Task instructions:
Please transcribe the records precisely; pictures stay out of your copy.

* Start *

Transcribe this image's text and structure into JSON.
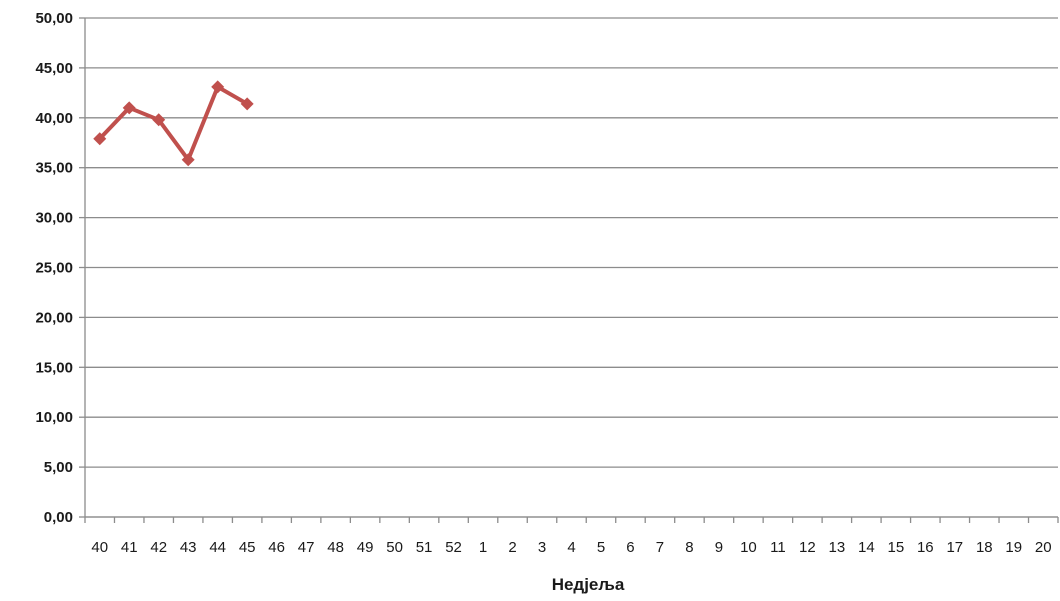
{
  "chart_data": {
    "type": "line",
    "title": "",
    "xlabel": "Недјеља",
    "ylabel": "",
    "categories": [
      "40",
      "41",
      "42",
      "43",
      "44",
      "45",
      "46",
      "47",
      "48",
      "49",
      "50",
      "51",
      "52",
      "1",
      "2",
      "3",
      "4",
      "5",
      "6",
      "7",
      "8",
      "9",
      "10",
      "11",
      "12",
      "13",
      "14",
      "15",
      "16",
      "17",
      "18",
      "19",
      "20"
    ],
    "series": [
      {
        "values": [
          37.9,
          41.0,
          39.8,
          35.8,
          43.1,
          41.4,
          null,
          null,
          null,
          null,
          null,
          null,
          null,
          null,
          null,
          null,
          null,
          null,
          null,
          null,
          null,
          null,
          null,
          null,
          null,
          null,
          null,
          null,
          null,
          null,
          null,
          null,
          null
        ],
        "color": "#c0504d",
        "marker": "diamond"
      }
    ],
    "ylim": [
      0,
      50
    ],
    "y_ticks": [
      "0,00",
      "5,00",
      "10,00",
      "15,00",
      "20,00",
      "25,00",
      "30,00",
      "35,00",
      "40,00",
      "45,00",
      "50,00"
    ],
    "grid": "horizontal",
    "legend": "none",
    "colors": {
      "line": "#c0504d",
      "grid": "#8c8c8c",
      "axis": "#8c8c8c"
    }
  }
}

* End *

Task result:
Transcribe this image's text and structure into JSON.
{
  "chart_data": {
    "type": "line",
    "title": "",
    "xlabel": "Недјеља",
    "ylabel": "",
    "categories": [
      "40",
      "41",
      "42",
      "43",
      "44",
      "45",
      "46",
      "47",
      "48",
      "49",
      "50",
      "51",
      "52",
      "1",
      "2",
      "3",
      "4",
      "5",
      "6",
      "7",
      "8",
      "9",
      "10",
      "11",
      "12",
      "13",
      "14",
      "15",
      "16",
      "17",
      "18",
      "19",
      "20"
    ],
    "series": [
      {
        "values": [
          37.9,
          41.0,
          39.8,
          35.8,
          43.1,
          41.4,
          null,
          null,
          null,
          null,
          null,
          null,
          null,
          null,
          null,
          null,
          null,
          null,
          null,
          null,
          null,
          null,
          null,
          null,
          null,
          null,
          null,
          null,
          null,
          null,
          null,
          null,
          null
        ],
        "color": "#c0504d",
        "marker": "diamond"
      }
    ],
    "ylim": [
      0,
      50
    ],
    "y_ticks": [
      "0,00",
      "5,00",
      "10,00",
      "15,00",
      "20,00",
      "25,00",
      "30,00",
      "35,00",
      "40,00",
      "45,00",
      "50,00"
    ],
    "grid": "horizontal",
    "legend": "none",
    "colors": {
      "line": "#c0504d",
      "grid": "#8c8c8c",
      "axis": "#8c8c8c"
    }
  }
}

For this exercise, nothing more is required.